[Requirements]:
a. In the Python lists tutorial, write out the stretch from "This method returns" through "print(dogs.index('poodle'))" again, but change "poodle" to "beagle".
b. Put this sentence from the Python lists tutorial into Spanish: "You can change the value of any element in a list if you know the position of that item."
c. Resume the Python lists tutorial right after its final sentence and keep it going.

[Passage given]:

_ _ _

In this example, instead of printing each dog in the list, we print the entire list every time we go through the loop. Python puts each individual item in the list into the variable dog, but we never use that variable. Sometimes you will just get an error if you try to do this:

dogs = ['border collie', 'australian cattle dog', 'labrador retriever']

for dog in dogs:
    print('I like ' + dogs + 's.')

top

Common List Operations

Modifying elements in a list

You can change the value of any element in a list if you know the position of that item.

dogs = ['border collie', 'australian cattle dog', 'labrador retriever']

dogs[0] = 'australian shepherd'
print(dogs)

Finding an element in a list

If you want to find out the position of an element in a list, you can use the index() function.

dogs = ['border collie', 'australian cattle dog', 'labrador retriever']

print(dogs.index('australian cattle dog'))

This method returns a ValueError if the requested item is not in the list.

dogs = ['border collie', 'australian cattle dog', 'labrador retriever']

print(dogs.index('poodle'))

Testing whether an item is in a list

You can test whether an item is in a list using the "in" keyword. This will become more useful after learning how to use if-else statements.

dogs = ['border collie', 'australian cattle dog', 'labrador retriever']

print('australian cattle dog' in dogs)
print('poodle' in dogs)

Adding items to a list

Appending items to the end of a list

We can add an item to a list using the append() method. This method adds the new item to the end of the list.

dogs = ['border collie', 'australian cattle dog', 'labrador retriever']
dogs.append('poodle')

for dog in dogs:
    print(dog.title() + "s are cool.")

Inserting items into a list

We can also insert items anywhere we want in a list, using the insert() function. We specify the position we want the item to have, and everything from that point on is shifted one position to the right. In other words, the index of every item after the new item is increased by one.

dogs = ['border collie', 'australian cattle dog', 'labrador retriever']
dogs.insert(1, 'poodle')

print(dogs)

Note that you have to give the position of the new item first, and then the value of the new item. If you do it in the reverse order, you will get an error.

Creating an empty list

Now that we know how to add items to a list after it is created, we can use lists more dynamically. We are no longer stuck defining our entire list at once.

_ _ _

[Supplied information]:
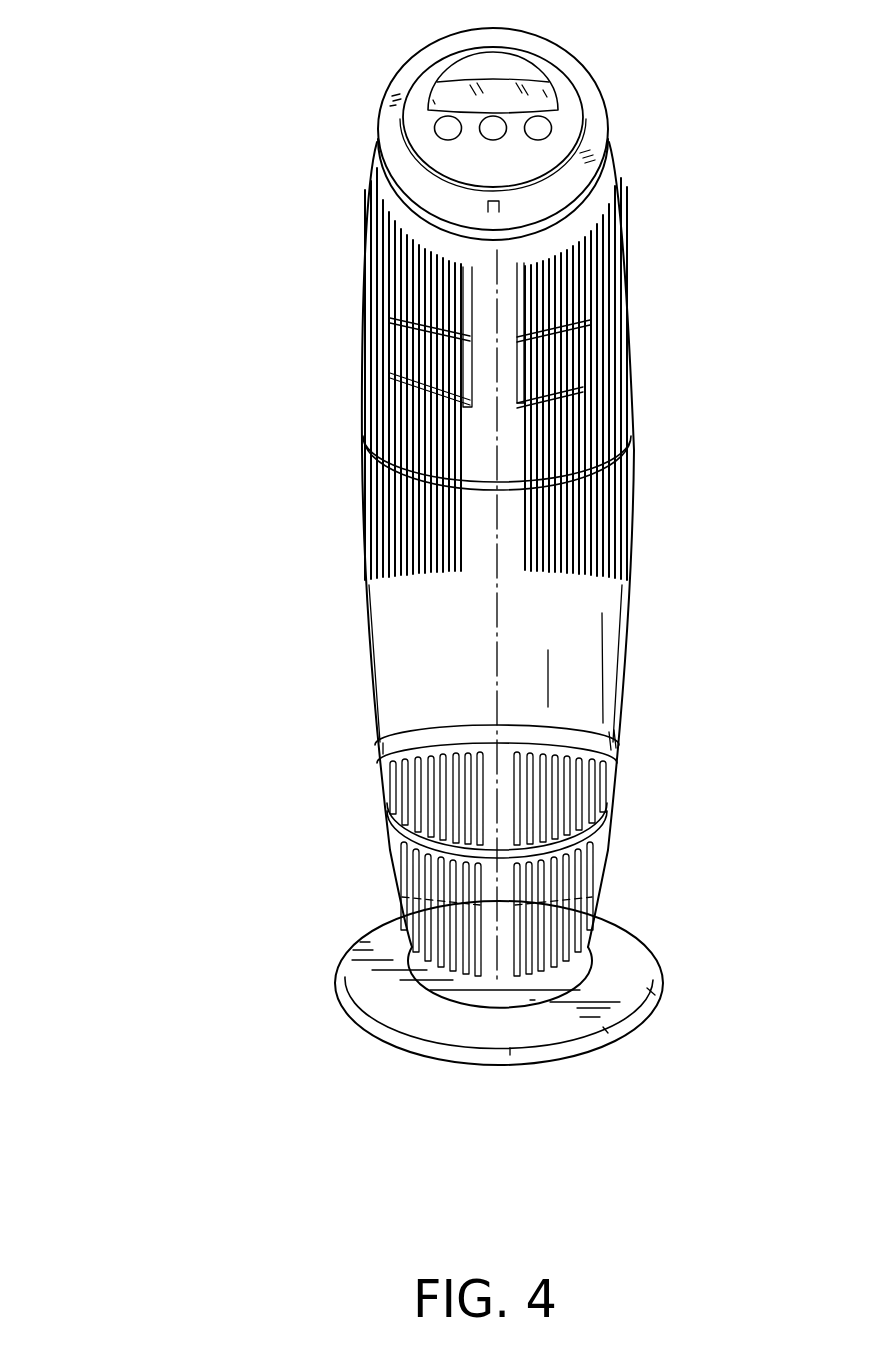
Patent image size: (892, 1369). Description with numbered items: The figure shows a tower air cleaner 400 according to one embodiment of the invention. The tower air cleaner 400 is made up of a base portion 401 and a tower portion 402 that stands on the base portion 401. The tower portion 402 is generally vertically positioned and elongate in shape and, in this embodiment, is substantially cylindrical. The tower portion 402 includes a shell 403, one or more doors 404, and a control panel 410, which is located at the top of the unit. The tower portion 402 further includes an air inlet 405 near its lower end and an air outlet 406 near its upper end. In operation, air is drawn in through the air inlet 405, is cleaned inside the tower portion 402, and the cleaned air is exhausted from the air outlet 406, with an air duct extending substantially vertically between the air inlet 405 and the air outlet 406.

_ _ _

[Expected responses]:
a.
This method returns a ValueError if the requested item is not in the list.

dogs = ['border collie', 'australian cattle dog', 'labrador retriever']

print(dogs.index('beagle'))

b. Puedes cambiar el valor de cualquier elemento de una lista si conoces la posición de ese elemento.

c.
A common approach with lists is to define an empty list, and then let your program add items to the list as necessary. This approach works, for example, when starting to build an interactive web site. Your list of users might start out empty, and then as people register for the site it will grow. This is a simplified approach to how web sites actually work, but the idea is realistic.

Here is a brief example of how to start with an empty list, start to fill it up, and work with the items in the list. The only new thing here is the way we define an empty list, which is just an empty set of square brackets.

# Create an empty list to hold our users.
names = []

# Add some users.
names.append('Desia')
names.append('Pablo')
names.append('Matt')

# Greet everyone.
for name in names:
    print "Welcome, " + name + '!'

If we don't change the order in our list, we can use the list to figure out who our oldest and newest users are.

# Create an empty list to hold our users.
names = []

# Add some users.
names.append('Desia')
names.append('Pablo')
names.append('Matt')

# Greet everyone.
for name in names:
    print "Welcome, " + name + '!'
    
# Recognize our first user, and welcome our newest user.
print("\nThank you for being our very first user, " + names[0].title() + '!')
print("And a warm welcome to our newest user, " + names[-1].title() + '!')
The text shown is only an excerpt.